Identify, in the records below, every line where the string "type" appears, and copy each such line.

---- DATA ENTRIES

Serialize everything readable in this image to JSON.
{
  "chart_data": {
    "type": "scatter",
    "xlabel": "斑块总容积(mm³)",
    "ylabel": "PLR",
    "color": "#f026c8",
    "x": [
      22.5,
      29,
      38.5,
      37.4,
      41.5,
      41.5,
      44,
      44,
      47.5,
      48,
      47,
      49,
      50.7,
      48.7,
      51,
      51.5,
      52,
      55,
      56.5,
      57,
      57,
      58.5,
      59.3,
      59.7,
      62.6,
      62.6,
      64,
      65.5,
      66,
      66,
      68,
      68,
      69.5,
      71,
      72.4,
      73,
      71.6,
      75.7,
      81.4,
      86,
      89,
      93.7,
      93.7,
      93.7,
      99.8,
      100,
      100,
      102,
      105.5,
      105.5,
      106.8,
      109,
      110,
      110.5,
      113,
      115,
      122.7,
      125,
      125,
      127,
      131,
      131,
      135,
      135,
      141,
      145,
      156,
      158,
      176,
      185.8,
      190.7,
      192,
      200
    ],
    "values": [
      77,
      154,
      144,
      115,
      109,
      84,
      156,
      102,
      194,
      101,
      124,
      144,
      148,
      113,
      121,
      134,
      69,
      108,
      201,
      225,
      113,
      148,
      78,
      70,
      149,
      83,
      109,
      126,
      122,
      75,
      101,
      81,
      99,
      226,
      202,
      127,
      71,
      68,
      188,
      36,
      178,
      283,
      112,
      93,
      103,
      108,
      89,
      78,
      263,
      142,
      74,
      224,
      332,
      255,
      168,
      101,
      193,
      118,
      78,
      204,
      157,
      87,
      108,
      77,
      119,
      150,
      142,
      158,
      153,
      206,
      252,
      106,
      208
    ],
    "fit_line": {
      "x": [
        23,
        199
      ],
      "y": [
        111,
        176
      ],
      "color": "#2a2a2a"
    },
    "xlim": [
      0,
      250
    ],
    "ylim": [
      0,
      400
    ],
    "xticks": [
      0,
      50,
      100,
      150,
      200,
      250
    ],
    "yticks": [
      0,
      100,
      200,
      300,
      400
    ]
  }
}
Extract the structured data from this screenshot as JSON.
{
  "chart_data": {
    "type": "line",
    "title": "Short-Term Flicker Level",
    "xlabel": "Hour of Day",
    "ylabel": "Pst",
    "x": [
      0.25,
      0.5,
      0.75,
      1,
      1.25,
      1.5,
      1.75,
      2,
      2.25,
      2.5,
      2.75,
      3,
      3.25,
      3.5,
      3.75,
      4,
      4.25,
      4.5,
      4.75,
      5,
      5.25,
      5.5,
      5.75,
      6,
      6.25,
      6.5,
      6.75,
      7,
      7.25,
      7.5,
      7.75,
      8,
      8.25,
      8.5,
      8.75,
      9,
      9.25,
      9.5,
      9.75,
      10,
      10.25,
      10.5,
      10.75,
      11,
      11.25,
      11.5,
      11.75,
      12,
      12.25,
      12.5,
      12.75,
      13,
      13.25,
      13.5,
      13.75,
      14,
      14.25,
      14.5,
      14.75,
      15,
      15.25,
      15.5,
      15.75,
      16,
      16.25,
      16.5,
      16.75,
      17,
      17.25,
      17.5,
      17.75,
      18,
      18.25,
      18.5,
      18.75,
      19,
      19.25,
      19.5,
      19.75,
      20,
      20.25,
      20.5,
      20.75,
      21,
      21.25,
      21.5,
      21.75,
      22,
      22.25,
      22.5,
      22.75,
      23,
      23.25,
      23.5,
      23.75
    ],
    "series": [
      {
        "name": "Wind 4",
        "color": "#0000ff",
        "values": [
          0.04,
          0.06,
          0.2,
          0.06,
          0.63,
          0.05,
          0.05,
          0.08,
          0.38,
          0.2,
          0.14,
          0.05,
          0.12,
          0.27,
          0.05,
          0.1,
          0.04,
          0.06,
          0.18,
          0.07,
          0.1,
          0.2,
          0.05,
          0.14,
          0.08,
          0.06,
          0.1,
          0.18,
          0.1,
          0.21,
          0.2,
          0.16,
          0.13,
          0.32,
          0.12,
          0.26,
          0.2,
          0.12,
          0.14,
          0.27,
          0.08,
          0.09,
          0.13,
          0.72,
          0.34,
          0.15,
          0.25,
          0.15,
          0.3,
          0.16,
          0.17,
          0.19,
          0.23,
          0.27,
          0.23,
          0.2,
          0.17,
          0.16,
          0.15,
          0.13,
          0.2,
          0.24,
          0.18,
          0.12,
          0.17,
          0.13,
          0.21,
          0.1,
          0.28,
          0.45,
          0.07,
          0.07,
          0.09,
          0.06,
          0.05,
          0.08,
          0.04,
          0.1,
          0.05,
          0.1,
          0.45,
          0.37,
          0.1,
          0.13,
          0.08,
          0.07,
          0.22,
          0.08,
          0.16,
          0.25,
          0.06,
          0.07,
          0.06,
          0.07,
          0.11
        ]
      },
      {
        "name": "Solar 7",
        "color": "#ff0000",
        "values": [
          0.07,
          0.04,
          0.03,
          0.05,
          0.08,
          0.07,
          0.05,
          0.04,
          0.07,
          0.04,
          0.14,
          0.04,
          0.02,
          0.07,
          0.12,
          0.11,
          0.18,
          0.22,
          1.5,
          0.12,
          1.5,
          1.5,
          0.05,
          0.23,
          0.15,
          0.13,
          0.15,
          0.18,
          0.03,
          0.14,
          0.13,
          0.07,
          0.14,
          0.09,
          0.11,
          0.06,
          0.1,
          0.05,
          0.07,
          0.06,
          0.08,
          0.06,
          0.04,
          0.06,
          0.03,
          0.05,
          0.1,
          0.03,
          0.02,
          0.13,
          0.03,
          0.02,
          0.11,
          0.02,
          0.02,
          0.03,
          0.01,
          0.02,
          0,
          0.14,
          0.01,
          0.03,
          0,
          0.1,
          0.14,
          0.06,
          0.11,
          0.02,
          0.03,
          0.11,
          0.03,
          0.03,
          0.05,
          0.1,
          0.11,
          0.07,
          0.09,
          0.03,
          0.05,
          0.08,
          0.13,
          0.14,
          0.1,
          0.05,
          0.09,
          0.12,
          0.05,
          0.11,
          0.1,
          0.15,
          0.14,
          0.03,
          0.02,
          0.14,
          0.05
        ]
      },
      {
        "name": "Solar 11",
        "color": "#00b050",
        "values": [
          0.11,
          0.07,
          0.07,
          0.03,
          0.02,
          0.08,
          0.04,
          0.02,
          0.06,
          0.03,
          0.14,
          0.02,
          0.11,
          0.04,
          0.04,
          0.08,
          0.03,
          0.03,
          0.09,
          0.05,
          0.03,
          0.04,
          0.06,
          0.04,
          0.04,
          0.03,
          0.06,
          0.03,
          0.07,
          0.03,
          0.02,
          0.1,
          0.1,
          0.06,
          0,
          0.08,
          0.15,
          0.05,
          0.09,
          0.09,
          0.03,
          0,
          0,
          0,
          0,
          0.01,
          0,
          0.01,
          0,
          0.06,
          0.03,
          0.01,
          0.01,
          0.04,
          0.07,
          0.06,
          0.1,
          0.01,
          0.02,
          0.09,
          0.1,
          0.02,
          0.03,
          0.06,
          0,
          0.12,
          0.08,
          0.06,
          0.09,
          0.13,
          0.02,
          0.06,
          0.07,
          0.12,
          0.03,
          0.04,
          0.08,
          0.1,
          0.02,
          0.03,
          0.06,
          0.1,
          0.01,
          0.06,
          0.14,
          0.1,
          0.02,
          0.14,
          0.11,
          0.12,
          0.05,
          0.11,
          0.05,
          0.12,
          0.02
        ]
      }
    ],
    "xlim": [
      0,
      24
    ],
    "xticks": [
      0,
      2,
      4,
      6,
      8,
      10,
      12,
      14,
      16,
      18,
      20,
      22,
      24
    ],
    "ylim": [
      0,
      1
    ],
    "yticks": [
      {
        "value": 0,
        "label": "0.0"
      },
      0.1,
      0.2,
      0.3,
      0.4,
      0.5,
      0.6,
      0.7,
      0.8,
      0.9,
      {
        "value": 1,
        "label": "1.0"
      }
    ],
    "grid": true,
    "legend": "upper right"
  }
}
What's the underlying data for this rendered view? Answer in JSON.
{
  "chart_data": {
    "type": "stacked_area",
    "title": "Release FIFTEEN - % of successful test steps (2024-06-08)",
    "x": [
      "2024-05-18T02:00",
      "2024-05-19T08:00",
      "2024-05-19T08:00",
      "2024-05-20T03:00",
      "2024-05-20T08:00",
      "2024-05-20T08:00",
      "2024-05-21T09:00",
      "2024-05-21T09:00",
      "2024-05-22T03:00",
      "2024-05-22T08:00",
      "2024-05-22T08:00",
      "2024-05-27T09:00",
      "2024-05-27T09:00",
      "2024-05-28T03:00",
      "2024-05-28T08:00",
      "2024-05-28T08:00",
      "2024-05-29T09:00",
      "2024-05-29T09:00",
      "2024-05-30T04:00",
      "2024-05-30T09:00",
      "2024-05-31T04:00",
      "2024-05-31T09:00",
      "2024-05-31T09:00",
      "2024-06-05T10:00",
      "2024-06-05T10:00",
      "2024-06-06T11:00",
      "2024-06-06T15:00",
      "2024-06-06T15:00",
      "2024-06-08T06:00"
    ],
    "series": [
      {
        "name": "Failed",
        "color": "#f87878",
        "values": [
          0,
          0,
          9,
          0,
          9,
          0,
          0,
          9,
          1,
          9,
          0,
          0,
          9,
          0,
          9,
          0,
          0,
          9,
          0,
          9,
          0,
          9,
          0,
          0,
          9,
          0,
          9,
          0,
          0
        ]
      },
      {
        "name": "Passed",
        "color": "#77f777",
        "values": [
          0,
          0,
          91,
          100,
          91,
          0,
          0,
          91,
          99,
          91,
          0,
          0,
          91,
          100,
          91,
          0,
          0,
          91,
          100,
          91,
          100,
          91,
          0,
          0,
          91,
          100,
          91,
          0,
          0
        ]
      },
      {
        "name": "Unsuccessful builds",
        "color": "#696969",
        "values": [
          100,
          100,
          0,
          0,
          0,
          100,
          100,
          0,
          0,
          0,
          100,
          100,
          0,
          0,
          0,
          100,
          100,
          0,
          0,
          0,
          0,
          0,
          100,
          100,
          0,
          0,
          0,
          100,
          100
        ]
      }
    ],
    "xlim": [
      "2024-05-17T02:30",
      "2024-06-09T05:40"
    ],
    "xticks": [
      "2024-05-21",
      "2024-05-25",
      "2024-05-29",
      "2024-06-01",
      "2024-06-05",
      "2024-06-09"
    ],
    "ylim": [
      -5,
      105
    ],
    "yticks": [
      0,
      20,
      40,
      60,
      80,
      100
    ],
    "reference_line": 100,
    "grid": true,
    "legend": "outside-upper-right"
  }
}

--------

__RESPONSE BELOW__.
    "type": "scatter",
    "type": "line",
    "type": "stacked_area",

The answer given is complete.